- [Records for processing]:
- - - -

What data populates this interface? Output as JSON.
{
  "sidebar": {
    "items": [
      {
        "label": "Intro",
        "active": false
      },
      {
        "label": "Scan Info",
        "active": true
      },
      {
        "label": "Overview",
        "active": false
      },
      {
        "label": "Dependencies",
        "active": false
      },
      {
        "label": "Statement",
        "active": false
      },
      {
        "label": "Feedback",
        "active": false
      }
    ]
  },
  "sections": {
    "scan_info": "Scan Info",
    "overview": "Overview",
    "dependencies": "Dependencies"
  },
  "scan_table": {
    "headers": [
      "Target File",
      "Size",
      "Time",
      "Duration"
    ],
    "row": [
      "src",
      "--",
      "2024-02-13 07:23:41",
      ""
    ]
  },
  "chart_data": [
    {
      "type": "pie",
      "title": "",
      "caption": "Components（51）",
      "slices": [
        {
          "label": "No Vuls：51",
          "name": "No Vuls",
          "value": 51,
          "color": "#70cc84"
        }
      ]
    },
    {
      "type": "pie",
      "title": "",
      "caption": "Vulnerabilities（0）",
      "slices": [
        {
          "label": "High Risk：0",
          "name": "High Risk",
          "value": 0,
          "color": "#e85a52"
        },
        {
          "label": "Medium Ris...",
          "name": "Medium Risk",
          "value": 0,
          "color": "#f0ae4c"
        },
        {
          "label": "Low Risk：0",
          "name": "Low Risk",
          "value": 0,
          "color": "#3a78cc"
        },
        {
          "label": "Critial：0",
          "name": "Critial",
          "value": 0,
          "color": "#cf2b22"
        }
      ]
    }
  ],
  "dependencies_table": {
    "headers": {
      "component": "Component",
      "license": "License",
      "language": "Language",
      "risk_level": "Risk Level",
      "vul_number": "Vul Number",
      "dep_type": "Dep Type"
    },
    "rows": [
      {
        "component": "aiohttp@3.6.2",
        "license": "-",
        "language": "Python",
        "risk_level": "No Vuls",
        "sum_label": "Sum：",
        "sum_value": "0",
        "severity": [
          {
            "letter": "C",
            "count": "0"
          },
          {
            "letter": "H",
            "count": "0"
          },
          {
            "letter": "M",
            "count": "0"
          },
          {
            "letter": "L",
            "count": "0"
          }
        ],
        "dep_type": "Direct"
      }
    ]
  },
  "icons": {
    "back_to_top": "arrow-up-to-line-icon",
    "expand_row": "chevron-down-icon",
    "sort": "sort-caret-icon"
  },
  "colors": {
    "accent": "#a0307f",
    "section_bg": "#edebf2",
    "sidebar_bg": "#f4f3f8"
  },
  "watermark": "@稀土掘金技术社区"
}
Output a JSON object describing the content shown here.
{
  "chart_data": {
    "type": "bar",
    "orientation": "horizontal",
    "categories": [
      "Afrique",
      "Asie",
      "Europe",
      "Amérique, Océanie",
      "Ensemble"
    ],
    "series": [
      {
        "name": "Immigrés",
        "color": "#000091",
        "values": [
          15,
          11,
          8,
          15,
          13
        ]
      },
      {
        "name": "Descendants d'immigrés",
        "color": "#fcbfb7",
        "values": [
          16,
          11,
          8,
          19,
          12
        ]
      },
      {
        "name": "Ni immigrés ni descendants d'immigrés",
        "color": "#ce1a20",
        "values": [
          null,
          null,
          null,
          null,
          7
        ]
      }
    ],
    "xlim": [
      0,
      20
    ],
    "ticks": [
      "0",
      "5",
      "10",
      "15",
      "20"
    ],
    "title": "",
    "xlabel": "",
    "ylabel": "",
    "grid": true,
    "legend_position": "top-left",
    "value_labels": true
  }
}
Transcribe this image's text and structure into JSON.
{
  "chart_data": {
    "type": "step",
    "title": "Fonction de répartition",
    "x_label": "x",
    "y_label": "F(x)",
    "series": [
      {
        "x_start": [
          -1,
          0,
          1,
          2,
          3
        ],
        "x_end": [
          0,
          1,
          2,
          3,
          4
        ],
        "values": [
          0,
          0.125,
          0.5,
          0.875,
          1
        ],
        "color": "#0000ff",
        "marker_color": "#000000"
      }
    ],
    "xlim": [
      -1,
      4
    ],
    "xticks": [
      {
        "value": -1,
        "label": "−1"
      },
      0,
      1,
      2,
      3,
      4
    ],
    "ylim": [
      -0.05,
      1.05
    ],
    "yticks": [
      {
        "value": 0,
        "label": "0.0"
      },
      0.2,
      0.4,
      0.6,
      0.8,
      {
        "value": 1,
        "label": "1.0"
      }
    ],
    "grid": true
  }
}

- - - -

Hand back the material above in full, exactly as written.

What data populates this interface? Output as JSON.
{
  "sidebar": {
    "items": [
      {
        "label": "Intro",
        "active": false
      },
      {
        "label": "Scan Info",
        "active": true
      },
      {
        "label": "Overview",
        "active": false
      },
      {
        "label": "Dependencies",
        "active": false
      },
      {
        "label": "Statement",
        "active": false
      },
      {
        "label": "Feedback",
        "active": false
      }
    ]
  },
  "sections": {
    "scan_info": "Scan Info",
    "overview": "Overview",
    "dependencies": "Dependencies"
  },
  "scan_table": {
    "headers": [
      "Target File",
      "Size",
      "Time",
      "Duration"
    ],
    "row": [
      "src",
      "--",
      "2024-02-13 07:23:41",
      ""
    ]
  },
  "chart_data": [
    {
      "type": "pie",
      "title": "",
      "caption": "Components（51）",
      "slices": [
        {
          "label": "No Vuls：51",
          "name": "No Vuls",
          "value": 51,
          "color": "#70cc84"
        }
      ]
    },
    {
      "type": "pie",
      "title": "",
      "caption": "Vulnerabilities（0）",
      "slices": [
        {
          "label": "High Risk：0",
          "name": "High Risk",
          "value": 0,
          "color": "#e85a52"
        },
        {
          "label": "Medium Ris...",
          "name": "Medium Risk",
          "value": 0,
          "color": "#f0ae4c"
        },
        {
          "label": "Low Risk：0",
          "name": "Low Risk",
          "value": 0,
          "color": "#3a78cc"
        },
        {
          "label": "Critial：0",
          "name": "Critial",
          "value": 0,
          "color": "#cf2b22"
        }
      ]
    }
  ],
  "dependencies_table": {
    "headers": {
      "component": "Component",
      "license": "License",
      "language": "Language",
      "risk_level": "Risk Level",
      "vul_number": "Vul Number",
      "dep_type": "Dep Type"
    },
    "rows": [
      {
        "component": "aiohttp@3.6.2",
        "license": "-",
        "language": "Python",
        "risk_level": "No Vuls",
        "sum_label": "Sum：",
        "sum_value": "0",
        "severity": [
          {
            "letter": "C",
            "count": "0"
          },
          {
            "letter": "H",
            "count": "0"
          },
          {
            "letter": "M",
            "count": "0"
          },
          {
            "letter": "L",
            "count": "0"
          }
        ],
        "dep_type": "Direct"
      }
    ]
  },
  "icons": {
    "back_to_top": "arrow-up-to-line-icon",
    "expand_row": "chevron-down-icon",
    "sort": "sort-caret-icon"
  },
  "colors": {
    "accent": "#a0307f",
    "section_bg": "#edebf2",
    "sidebar_bg": "#f4f3f8"
  },
  "watermark": "@稀土掘金技术社区"
}
Output a JSON object describing the content shown here.
{
  "chart_data": {
    "type": "bar",
    "orientation": "horizontal",
    "categories": [
      "Afrique",
      "Asie",
      "Europe",
      "Amérique, Océanie",
      "Ensemble"
    ],
    "series": [
      {
        "name": "Immigrés",
        "color": "#000091",
        "values": [
          15,
          11,
          8,
          15,
          13
        ]
      },
      {
        "name": "Descendants d'immigrés",
        "color": "#fcbfb7",
        "values": [
          16,
          11,
          8,
          19,
          12
        ]
      },
      {
        "name": "Ni immigrés ni descendants d'immigrés",
        "color": "#ce1a20",
        "values": [
          null,
          null,
          null,
          null,
          7
        ]
      }
    ],
    "xlim": [
      0,
      20
    ],
    "ticks": [
      "0",
      "5",
      "10",
      "15",
      "20"
    ],
    "title": "",
    "xlabel": "",
    "ylabel": "",
    "grid": true,
    "legend_position": "top-left",
    "value_labels": true
  }
}
Transcribe this image's text and structure into JSON.
{
  "chart_data": {
    "type": "step",
    "title": "Fonction de répartition",
    "x_label": "x",
    "y_label": "F(x)",
    "series": [
      {
        "x_start": [
          -1,
          0,
          1,
          2,
          3
        ],
        "x_end": [
          0,
          1,
          2,
          3,
          4
        ],
        "values": [
          0,
          0.125,
          0.5,
          0.875,
          1
        ],
        "color": "#0000ff",
        "marker_color": "#000000"
      }
    ],
    "xlim": [
      -1,
      4
    ],
    "xticks": [
      {
        "value": -1,
        "label": "−1"
      },
      0,
      1,
      2,
      3,
      4
    ],
    "ylim": [
      -0.05,
      1.05
    ],
    "yticks": [
      {
        "value": 0,
        "label": "0.0"
      },
      0.2,
      0.4,
      0.6,
      0.8,
      {
        "value": 1,
        "label": "1.0"
      }
    ],
    "grid": true
  }
}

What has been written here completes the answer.